OBJECTIVE: Copy each of the items below without changing a single character.

Stored data
··········
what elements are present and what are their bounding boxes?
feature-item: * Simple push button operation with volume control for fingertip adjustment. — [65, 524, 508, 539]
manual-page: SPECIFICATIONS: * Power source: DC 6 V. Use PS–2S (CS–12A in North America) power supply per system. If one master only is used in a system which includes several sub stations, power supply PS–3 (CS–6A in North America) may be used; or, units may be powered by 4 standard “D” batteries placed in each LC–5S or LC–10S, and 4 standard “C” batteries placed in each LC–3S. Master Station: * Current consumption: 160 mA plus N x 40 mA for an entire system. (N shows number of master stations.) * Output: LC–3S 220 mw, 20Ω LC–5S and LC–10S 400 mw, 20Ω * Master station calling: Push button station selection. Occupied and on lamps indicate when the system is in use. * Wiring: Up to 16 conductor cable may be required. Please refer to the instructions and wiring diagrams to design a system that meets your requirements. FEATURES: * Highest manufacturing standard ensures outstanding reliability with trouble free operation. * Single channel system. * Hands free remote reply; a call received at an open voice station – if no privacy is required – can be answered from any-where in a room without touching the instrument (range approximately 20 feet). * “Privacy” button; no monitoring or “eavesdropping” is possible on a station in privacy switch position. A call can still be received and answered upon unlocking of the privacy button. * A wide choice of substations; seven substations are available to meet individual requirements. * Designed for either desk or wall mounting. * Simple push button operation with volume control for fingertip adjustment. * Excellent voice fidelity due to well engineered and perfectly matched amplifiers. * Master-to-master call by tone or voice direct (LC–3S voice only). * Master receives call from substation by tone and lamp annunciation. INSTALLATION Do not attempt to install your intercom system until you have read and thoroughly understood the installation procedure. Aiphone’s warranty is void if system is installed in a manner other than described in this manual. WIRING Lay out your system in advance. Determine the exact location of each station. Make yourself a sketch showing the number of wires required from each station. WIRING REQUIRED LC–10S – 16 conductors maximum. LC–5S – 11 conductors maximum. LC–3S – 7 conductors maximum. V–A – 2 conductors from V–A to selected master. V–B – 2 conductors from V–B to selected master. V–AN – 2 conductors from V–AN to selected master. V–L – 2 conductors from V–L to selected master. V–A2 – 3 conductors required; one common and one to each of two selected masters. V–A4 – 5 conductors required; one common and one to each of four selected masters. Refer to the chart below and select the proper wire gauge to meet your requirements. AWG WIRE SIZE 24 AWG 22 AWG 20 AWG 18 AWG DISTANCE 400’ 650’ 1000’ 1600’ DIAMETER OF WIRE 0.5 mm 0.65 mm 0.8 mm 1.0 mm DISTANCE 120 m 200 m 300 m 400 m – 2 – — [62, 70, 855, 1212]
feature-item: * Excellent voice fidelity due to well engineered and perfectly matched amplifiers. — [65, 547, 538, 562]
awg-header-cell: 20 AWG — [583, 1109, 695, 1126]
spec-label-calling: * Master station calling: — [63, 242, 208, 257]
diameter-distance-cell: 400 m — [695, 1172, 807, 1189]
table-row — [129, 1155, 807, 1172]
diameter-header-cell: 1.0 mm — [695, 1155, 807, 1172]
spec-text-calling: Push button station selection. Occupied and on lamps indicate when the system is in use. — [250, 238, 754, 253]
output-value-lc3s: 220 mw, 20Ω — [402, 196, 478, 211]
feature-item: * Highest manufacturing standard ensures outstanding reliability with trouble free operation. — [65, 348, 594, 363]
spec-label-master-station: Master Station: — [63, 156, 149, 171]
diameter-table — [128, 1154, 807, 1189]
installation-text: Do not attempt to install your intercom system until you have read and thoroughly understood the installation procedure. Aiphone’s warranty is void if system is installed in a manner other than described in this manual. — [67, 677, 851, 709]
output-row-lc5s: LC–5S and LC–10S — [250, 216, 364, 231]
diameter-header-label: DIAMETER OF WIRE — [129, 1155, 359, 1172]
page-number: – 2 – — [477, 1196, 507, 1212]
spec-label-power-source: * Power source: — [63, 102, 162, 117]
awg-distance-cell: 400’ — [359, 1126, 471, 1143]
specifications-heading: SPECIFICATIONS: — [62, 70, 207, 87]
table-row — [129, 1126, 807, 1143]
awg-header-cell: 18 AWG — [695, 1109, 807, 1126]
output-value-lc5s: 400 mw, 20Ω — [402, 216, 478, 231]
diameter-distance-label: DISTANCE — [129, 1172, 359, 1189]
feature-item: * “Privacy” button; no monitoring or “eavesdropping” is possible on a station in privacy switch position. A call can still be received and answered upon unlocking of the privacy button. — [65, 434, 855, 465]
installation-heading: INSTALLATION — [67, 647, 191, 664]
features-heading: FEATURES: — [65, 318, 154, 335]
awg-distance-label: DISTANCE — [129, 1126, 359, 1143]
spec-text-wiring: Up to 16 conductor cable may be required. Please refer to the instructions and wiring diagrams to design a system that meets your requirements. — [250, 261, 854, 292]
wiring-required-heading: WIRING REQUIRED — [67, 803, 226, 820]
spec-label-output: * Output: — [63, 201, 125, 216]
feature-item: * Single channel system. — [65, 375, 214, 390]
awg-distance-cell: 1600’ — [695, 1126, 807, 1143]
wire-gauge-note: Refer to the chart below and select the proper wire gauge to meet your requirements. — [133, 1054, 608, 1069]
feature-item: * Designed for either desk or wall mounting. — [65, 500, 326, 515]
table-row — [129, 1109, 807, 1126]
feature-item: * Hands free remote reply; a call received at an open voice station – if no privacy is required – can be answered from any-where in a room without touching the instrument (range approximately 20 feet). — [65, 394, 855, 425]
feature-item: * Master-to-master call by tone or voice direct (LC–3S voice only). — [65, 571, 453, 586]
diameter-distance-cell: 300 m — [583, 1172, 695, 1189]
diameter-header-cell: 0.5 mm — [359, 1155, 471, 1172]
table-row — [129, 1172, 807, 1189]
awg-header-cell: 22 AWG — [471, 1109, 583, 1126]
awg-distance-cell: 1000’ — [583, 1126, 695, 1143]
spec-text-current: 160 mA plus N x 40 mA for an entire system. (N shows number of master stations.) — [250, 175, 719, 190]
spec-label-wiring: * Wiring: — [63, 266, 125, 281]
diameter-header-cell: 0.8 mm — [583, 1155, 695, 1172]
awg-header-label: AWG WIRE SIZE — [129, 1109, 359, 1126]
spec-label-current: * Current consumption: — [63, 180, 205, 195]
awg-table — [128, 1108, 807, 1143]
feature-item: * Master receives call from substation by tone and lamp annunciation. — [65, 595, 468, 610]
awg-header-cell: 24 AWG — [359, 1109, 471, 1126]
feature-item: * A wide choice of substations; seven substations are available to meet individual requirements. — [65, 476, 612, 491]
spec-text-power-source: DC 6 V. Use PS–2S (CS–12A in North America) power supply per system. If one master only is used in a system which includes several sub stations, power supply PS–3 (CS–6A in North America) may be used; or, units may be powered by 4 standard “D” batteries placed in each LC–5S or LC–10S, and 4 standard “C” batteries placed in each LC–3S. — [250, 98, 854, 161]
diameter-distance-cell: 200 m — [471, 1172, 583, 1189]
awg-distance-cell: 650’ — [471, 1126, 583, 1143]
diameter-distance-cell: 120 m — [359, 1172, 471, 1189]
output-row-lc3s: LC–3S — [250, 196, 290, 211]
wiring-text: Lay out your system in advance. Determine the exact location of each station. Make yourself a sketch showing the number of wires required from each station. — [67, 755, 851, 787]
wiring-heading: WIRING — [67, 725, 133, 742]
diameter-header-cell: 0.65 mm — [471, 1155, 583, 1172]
··········
REPLY TO THE TASK:
what elements are present and what are their bounding boxes?
feature-item: * Simple push button operation with volume control for fingertip adjustment. — [65, 524, 508, 539]
manual-page: SPECIFICATIONS: * Power source: DC 6 V. Use PS–2S (CS–12A in North America) power supply per system. If one master only is used in a system which includes several sub stations, power supply PS–3 (CS–6A in North America) may be used; or, units may be powered by 4 standard “D” batteries placed in each LC–5S or LC–10S, and 4 standard “C” batteries placed in each LC–3S. Master Station: * Current consumption: 160 mA plus N x 40 mA for an entire system. (N shows number of master stations.) * Output: LC–3S 220 mw, 20Ω LC–5S and LC–10S 400 mw, 20Ω * Master station calling: Push button station selection. Occupied and on lamps indicate when the system is in use. * Wiring: Up to 16 conductor cable may be required. Please refer to the instructions and wiring diagrams to design a system that meets your requirements. FEATURES: * Highest manufacturing standard ensures outstanding reliability with trouble free operation. * Single channel system. * Hands free remote reply; a call received at an open voice station – if no privacy is required – can be answered from any-where in a room without touching the instrument (range approximately 20 feet). * “Privacy” button; no monitoring or “eavesdropping” is possible on a station in privacy switch position. A call can still be received and answered upon unlocking of the privacy button. * A wide choice of substations; seven substations are available to meet individual requirements. * Designed for either desk or wall mounting. * Simple push button operation with volume control for fingertip adjustment. * Excellent voice fidelity due to well engineered and perfectly matched amplifiers. * Master-to-master call by tone or voice direct (LC–3S voice only). * Master receives call from substation by tone and lamp annunciation. INSTALLATION Do not attempt to install your intercom system until you have read and thoroughly understood the installation procedure. Aiphone’s warranty is void if system is installed in a manner other than described in this manual. WIRING Lay out your system in advance. Determine the exact location of each station. Make yourself a sketch showing the number of wires required from each station. WIRING REQUIRED LC–10S – 16 conductors maximum. LC–5S – 11 conductors maximum. LC–3S – 7 conductors maximum. V–A – 2 conductors from V–A to selected master. V–B – 2 conductors from V–B to selected master. V–AN – 2 conductors from V–AN to selected master. V–L – 2 conductors from V–L to selected master. V–A2 – 3 conductors required; one common and one to each of two selected masters. V–A4 – 5 conductors required; one common and one to each of four selected masters. Refer to the chart below and select the proper wire gauge to meet your requirements. AWG WIRE SIZE 24 AWG 22 AWG 20 AWG 18 AWG DISTANCE 400’ 650’ 1000’ 1600’ DIAMETER OF WIRE 0.5 mm 0.65 mm 0.8 mm 1.0 mm DISTANCE 120 m 200 m 300 m 400 m – 2 – — [62, 70, 855, 1212]
feature-item: * Excellent voice fidelity due to well engineered and perfectly matched amplifiers. — [65, 547, 538, 562]
awg-header-cell: 20 AWG — [583, 1109, 695, 1126]
spec-label-calling: * Master station calling: — [63, 242, 208, 257]
diameter-distance-cell: 400 m — [695, 1172, 807, 1189]
table-row — [129, 1155, 807, 1172]
diameter-header-cell: 1.0 mm — [695, 1155, 807, 1172]
spec-text-calling: Push button station selection. Occupied and on lamps indicate when the system is in use. — [250, 238, 754, 253]
output-value-lc3s: 220 mw, 20Ω — [402, 196, 478, 211]
feature-item: * Highest manufacturing standard ensures outstanding reliability with trouble free operation. — [65, 348, 594, 363]
spec-label-master-station: Master Station: — [63, 156, 149, 171]
diameter-table — [128, 1154, 807, 1189]
installation-text: Do not attempt to install your intercom system until you have read and thoroughly understood the installation procedure. Aiphone’s warranty is void if system is installed in a manner other than described in this manual. — [67, 677, 851, 709]
output-row-lc5s: LC–5S and LC–10S — [250, 216, 364, 231]
diameter-header-label: DIAMETER OF WIRE — [129, 1155, 359, 1172]
page-number: – 2 – — [477, 1196, 507, 1212]
spec-label-power-source: * Power source: — [63, 102, 162, 117]
awg-distance-cell: 400’ — [359, 1126, 471, 1143]
specifications-heading: SPECIFICATIONS: — [62, 70, 207, 87]
table-row — [129, 1126, 807, 1143]
awg-header-cell: 18 AWG — [695, 1109, 807, 1126]
output-value-lc5s: 400 mw, 20Ω — [402, 216, 478, 231]
diameter-distance-label: DISTANCE — [129, 1172, 359, 1189]
feature-item: * “Privacy” button; no monitoring or “eavesdropping” is possible on a station in privacy switch position. A call can still be received and answered upon unlocking of the privacy button. — [65, 434, 855, 465]
installation-heading: INSTALLATION — [67, 647, 191, 664]
features-heading: FEATURES: — [65, 318, 154, 335]
awg-distance-label: DISTANCE — [129, 1126, 359, 1143]
spec-text-wiring: Up to 16 conductor cable may be required. Please refer to the instructions and wiring diagrams to design a system that meets your requirements. — [250, 261, 854, 292]
wiring-required-heading: WIRING REQUIRED — [67, 803, 226, 820]
spec-label-output: * Output: — [63, 201, 125, 216]
feature-item: * Single channel system. — [65, 375, 214, 390]
awg-distance-cell: 1600’ — [695, 1126, 807, 1143]
wire-gauge-note: Refer to the chart below and select the proper wire gauge to meet your requirements. — [133, 1054, 608, 1069]
feature-item: * Designed for either desk or wall mounting. — [65, 500, 326, 515]
table-row — [129, 1109, 807, 1126]
feature-item: * Hands free remote reply; a call received at an open voice station – if no privacy is required – can be answered from any-where in a room without touching the instrument (range approximately 20 feet). — [65, 394, 855, 425]
feature-item: * Master-to-master call by tone or voice direct (LC–3S voice only). — [65, 571, 453, 586]
diameter-distance-cell: 300 m — [583, 1172, 695, 1189]
diameter-header-cell: 0.5 mm — [359, 1155, 471, 1172]
table-row — [129, 1172, 807, 1189]
awg-header-cell: 22 AWG — [471, 1109, 583, 1126]
awg-distance-cell: 1000’ — [583, 1126, 695, 1143]
spec-text-current: 160 mA plus N x 40 mA for an entire system. (N shows number of master stations.) — [250, 175, 719, 190]
spec-label-wiring: * Wiring: — [63, 266, 125, 281]
diameter-header-cell: 0.8 mm — [583, 1155, 695, 1172]
awg-header-label: AWG WIRE SIZE — [129, 1109, 359, 1126]
spec-label-current: * Current consumption: — [63, 180, 205, 195]
awg-table — [128, 1108, 807, 1143]
feature-item: * Master receives call from substation by tone and lamp annunciation. — [65, 595, 468, 610]
awg-header-cell: 24 AWG — [359, 1109, 471, 1126]
feature-item: * A wide choice of substations; seven substations are available to meet individual requirements. — [65, 476, 612, 491]
spec-text-power-source: DC 6 V. Use PS–2S (CS–12A in North America) power supply per system. If one master only is used in a system which includes several sub stations, power supply PS–3 (CS–6A in North America) may be used; or, units may be powered by 4 standard “D” batteries placed in each LC–5S or LC–10S, and 4 standard “C” batteries placed in each LC–3S. — [250, 98, 854, 161]
diameter-distance-cell: 200 m — [471, 1172, 583, 1189]
awg-distance-cell: 650’ — [471, 1126, 583, 1143]
diameter-distance-cell: 120 m — [359, 1172, 471, 1189]
output-row-lc3s: LC–3S — [250, 196, 290, 211]
wiring-text: Lay out your system in advance. Determine the exact location of each station. Make yourself a sketch showing the number of wires required from each station. — [67, 755, 851, 787]
wiring-heading: WIRING — [67, 725, 133, 742]
diameter-header-cell: 0.65 mm — [471, 1155, 583, 1172]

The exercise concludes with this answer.